▶ [TASK TO COMPLETE] Comb the records below for the string "training" and copy each line where it turns up.

--- START THE RECORDS ---

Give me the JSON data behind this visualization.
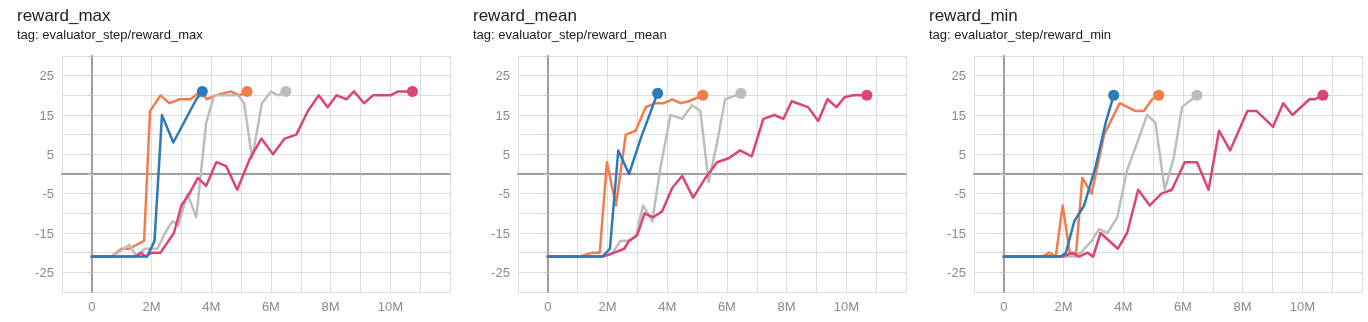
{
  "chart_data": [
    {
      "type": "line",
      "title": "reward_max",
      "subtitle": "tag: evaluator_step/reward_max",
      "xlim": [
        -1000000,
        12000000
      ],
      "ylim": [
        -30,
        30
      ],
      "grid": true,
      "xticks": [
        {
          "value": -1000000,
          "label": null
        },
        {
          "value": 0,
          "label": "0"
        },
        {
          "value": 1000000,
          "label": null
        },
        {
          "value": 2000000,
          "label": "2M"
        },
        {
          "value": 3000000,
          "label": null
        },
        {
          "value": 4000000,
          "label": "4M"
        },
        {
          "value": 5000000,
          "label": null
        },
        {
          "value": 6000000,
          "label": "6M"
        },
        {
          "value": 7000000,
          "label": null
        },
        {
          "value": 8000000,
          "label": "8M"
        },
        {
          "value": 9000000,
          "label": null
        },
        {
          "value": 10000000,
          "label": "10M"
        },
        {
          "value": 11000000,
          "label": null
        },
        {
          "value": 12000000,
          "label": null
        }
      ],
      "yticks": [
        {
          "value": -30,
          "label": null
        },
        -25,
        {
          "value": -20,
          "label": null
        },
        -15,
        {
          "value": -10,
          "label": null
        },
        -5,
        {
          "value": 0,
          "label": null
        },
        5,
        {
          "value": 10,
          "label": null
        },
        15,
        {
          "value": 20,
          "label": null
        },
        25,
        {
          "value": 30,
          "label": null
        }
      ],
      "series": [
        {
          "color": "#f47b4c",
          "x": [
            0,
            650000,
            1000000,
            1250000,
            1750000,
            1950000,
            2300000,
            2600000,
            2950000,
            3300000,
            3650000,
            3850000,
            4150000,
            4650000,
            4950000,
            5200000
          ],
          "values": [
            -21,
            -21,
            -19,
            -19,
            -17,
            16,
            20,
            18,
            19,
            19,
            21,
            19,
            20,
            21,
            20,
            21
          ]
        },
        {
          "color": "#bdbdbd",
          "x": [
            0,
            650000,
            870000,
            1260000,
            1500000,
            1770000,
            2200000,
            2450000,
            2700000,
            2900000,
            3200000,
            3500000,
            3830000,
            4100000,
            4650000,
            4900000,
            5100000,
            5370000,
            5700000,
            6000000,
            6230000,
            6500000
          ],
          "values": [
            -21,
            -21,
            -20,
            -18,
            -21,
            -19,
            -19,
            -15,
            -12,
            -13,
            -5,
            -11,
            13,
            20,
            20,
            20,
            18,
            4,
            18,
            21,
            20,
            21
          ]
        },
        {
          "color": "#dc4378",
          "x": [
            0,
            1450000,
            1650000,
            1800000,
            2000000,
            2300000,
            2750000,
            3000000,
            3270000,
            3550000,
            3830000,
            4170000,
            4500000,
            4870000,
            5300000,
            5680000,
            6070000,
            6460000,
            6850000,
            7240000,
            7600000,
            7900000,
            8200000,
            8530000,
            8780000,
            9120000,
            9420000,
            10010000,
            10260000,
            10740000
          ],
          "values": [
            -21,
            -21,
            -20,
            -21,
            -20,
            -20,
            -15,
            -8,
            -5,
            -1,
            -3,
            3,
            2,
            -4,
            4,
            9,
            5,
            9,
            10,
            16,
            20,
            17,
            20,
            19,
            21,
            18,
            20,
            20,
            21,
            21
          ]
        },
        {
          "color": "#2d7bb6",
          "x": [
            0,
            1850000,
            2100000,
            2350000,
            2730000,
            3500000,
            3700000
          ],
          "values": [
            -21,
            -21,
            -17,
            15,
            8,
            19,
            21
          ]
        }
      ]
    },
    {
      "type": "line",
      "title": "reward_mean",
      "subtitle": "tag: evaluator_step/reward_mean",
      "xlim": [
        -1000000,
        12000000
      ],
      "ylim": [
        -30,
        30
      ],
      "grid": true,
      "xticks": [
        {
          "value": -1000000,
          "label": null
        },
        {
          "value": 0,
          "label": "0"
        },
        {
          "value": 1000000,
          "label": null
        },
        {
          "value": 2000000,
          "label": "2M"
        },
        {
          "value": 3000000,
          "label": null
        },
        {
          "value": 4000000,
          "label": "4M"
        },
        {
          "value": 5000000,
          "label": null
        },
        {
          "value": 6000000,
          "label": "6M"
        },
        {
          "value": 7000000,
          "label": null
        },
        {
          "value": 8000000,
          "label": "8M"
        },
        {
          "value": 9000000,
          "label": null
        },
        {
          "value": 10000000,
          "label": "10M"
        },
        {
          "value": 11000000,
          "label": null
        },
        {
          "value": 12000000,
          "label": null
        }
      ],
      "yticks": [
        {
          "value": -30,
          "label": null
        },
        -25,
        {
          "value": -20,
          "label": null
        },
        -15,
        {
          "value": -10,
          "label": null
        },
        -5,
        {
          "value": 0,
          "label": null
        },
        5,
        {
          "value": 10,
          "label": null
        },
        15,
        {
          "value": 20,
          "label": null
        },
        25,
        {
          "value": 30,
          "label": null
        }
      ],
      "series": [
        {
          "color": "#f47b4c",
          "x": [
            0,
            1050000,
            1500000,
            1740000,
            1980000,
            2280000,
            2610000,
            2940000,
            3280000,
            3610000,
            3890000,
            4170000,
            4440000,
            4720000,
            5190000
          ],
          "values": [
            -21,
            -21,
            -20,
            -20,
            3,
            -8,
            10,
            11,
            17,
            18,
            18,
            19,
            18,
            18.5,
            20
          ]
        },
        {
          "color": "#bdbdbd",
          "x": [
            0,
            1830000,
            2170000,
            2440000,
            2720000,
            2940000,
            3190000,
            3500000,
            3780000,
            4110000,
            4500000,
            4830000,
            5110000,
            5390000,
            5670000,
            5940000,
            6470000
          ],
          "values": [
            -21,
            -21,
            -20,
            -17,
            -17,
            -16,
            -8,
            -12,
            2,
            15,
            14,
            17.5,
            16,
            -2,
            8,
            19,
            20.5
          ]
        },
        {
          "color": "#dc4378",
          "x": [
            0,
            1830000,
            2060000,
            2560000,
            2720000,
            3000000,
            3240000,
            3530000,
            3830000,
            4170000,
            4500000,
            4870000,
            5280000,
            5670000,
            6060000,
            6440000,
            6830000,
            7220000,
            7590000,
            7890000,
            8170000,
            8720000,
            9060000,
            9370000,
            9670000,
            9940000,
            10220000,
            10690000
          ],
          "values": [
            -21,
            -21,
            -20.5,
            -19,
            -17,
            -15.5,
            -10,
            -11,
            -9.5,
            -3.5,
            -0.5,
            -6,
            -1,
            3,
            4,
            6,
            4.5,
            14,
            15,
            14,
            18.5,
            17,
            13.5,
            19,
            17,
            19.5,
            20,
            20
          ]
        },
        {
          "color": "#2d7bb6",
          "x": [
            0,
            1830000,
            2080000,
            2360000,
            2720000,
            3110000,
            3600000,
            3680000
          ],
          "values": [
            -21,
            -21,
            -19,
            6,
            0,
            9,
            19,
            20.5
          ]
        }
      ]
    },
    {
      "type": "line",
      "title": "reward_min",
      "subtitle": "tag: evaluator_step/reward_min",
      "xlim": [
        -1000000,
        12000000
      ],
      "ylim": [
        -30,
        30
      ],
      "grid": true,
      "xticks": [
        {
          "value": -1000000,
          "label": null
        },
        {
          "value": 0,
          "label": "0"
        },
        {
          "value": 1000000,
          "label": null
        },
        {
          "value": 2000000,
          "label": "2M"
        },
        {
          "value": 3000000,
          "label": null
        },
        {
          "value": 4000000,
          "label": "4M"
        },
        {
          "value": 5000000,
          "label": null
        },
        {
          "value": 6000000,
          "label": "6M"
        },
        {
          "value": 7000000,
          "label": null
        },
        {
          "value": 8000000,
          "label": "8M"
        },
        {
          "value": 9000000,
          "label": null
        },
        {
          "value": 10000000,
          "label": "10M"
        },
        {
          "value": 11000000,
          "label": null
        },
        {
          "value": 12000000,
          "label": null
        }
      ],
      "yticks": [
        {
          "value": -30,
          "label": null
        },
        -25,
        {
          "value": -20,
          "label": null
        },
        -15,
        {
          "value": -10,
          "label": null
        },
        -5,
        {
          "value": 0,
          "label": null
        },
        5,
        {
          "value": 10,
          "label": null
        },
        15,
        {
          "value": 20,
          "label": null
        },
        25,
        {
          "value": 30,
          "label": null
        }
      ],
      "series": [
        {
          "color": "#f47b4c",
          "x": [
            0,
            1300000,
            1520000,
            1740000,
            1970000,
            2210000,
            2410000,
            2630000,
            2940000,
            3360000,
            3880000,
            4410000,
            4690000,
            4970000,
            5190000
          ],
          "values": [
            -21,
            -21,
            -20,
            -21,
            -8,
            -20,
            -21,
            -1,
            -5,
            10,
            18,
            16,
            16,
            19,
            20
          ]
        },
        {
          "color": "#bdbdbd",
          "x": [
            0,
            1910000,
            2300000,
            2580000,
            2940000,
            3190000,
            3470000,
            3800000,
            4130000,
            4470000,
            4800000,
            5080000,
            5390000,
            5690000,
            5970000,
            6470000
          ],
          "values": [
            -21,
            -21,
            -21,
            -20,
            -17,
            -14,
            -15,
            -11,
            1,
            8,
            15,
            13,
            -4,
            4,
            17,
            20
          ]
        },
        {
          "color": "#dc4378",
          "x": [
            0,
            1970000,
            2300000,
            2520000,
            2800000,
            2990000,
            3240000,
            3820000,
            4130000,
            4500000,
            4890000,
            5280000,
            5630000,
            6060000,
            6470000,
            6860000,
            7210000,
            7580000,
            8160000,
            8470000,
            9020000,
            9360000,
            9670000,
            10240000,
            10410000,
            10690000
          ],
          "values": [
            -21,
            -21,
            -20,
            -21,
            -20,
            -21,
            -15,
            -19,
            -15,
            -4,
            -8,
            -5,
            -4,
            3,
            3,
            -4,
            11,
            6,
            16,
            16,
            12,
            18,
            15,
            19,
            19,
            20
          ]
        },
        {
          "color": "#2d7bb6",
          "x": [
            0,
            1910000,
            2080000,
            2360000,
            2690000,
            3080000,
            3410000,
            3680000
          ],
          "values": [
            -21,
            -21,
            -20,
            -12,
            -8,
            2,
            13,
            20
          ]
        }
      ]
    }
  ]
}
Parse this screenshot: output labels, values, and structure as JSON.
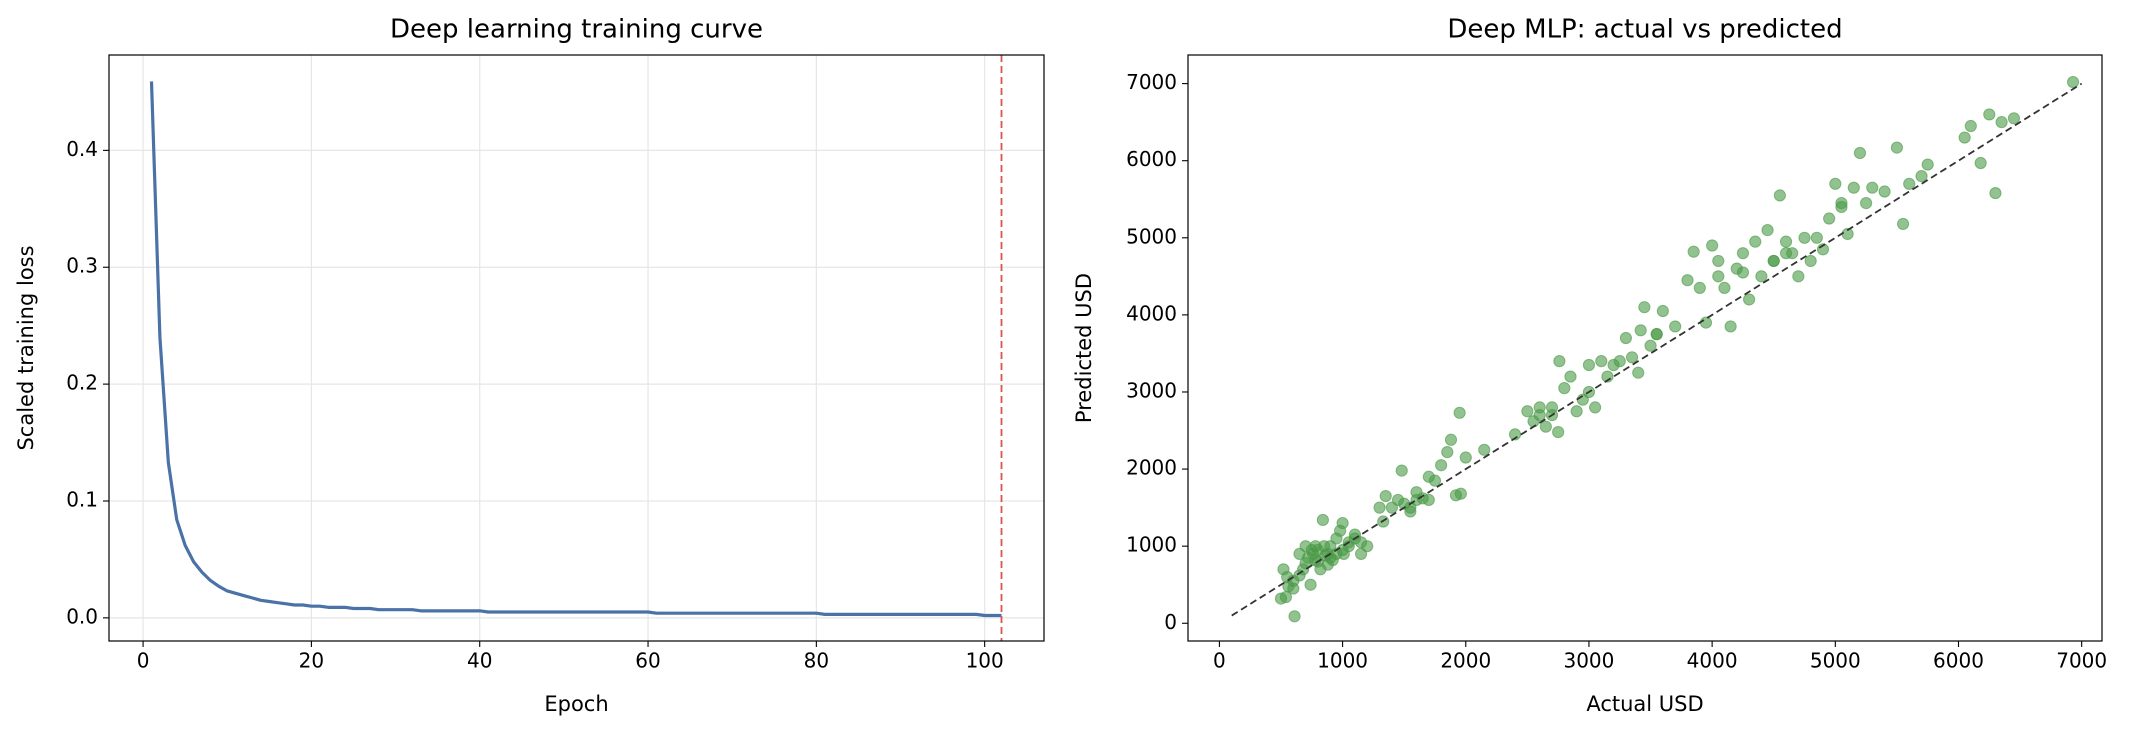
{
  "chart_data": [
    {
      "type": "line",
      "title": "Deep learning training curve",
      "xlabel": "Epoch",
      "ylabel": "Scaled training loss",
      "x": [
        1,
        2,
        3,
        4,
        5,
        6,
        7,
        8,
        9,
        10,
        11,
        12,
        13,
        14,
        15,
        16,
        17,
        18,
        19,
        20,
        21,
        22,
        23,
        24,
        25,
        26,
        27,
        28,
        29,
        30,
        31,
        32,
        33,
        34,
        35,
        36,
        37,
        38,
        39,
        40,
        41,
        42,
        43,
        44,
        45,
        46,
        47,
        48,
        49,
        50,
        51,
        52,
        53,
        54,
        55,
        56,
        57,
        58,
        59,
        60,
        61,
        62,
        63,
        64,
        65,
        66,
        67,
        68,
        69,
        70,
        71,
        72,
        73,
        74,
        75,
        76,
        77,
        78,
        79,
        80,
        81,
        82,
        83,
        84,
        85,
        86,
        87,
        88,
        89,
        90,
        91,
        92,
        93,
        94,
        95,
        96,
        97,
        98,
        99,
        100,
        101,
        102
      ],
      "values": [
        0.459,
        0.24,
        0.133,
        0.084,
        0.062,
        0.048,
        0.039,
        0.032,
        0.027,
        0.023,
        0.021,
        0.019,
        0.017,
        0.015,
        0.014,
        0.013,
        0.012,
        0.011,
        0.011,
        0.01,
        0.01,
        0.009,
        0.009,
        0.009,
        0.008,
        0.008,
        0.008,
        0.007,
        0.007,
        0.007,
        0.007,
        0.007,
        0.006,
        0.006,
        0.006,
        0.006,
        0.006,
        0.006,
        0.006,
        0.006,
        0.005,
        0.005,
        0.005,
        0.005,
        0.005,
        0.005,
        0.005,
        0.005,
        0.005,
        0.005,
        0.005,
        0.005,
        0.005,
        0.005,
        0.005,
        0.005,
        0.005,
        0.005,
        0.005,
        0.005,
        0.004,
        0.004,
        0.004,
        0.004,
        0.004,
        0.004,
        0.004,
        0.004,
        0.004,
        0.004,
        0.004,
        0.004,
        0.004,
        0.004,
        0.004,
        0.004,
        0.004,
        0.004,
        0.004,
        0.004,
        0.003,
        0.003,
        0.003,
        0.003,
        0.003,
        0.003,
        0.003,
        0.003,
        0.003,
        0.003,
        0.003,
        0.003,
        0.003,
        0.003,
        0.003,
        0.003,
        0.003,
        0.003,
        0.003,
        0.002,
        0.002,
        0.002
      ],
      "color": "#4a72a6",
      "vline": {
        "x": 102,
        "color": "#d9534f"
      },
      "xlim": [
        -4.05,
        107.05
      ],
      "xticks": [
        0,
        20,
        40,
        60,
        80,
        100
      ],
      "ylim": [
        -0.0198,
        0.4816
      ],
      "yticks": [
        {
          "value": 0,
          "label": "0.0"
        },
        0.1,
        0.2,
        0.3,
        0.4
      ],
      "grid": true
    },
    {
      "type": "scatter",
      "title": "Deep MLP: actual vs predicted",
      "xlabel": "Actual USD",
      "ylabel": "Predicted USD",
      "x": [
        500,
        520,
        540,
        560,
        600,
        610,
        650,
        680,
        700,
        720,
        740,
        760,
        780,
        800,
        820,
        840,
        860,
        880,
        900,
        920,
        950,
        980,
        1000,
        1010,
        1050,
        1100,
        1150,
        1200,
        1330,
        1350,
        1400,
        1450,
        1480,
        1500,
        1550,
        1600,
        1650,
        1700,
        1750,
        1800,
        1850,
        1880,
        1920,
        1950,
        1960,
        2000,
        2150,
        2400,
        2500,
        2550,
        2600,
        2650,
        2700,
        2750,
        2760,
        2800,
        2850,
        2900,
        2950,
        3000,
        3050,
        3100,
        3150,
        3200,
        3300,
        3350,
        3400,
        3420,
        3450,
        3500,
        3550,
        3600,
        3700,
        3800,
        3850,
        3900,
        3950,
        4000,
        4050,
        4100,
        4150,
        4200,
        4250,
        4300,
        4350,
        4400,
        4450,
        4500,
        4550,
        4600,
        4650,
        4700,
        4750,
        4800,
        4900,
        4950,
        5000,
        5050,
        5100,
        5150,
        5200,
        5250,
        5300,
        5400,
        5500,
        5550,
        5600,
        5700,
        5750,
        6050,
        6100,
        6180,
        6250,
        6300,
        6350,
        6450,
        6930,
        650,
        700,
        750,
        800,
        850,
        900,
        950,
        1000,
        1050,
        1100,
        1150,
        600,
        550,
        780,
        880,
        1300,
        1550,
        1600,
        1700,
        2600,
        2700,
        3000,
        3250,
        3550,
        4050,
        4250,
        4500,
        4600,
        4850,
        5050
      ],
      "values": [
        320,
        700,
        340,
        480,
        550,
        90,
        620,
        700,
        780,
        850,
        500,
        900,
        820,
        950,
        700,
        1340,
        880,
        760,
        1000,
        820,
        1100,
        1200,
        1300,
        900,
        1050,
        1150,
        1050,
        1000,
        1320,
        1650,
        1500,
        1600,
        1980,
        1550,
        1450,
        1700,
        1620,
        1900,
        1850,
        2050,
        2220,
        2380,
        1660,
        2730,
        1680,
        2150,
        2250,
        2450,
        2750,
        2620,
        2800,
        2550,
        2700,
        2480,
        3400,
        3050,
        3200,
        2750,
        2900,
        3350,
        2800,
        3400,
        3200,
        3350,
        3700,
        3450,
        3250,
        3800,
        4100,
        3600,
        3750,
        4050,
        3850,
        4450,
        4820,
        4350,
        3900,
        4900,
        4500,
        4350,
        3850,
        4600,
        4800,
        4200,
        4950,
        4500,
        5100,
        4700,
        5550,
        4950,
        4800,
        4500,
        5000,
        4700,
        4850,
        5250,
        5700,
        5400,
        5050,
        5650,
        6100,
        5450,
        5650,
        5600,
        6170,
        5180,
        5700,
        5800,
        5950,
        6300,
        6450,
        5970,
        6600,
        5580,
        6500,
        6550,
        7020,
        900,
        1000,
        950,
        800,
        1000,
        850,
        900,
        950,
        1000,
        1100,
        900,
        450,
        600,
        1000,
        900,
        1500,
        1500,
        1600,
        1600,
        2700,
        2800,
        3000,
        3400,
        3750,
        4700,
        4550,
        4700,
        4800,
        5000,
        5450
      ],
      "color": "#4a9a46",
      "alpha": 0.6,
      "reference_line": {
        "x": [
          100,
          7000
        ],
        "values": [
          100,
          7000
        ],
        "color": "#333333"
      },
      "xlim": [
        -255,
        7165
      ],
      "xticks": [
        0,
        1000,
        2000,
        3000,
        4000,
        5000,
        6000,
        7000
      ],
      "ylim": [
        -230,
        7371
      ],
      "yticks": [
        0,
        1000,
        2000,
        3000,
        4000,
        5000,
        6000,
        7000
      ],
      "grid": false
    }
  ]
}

--- END THE RECORDS ---

▶ [RESPONSE TO THIS EXERCISE]
      "title": "Deep learning training curve",
      "ylabel": "Scaled training loss",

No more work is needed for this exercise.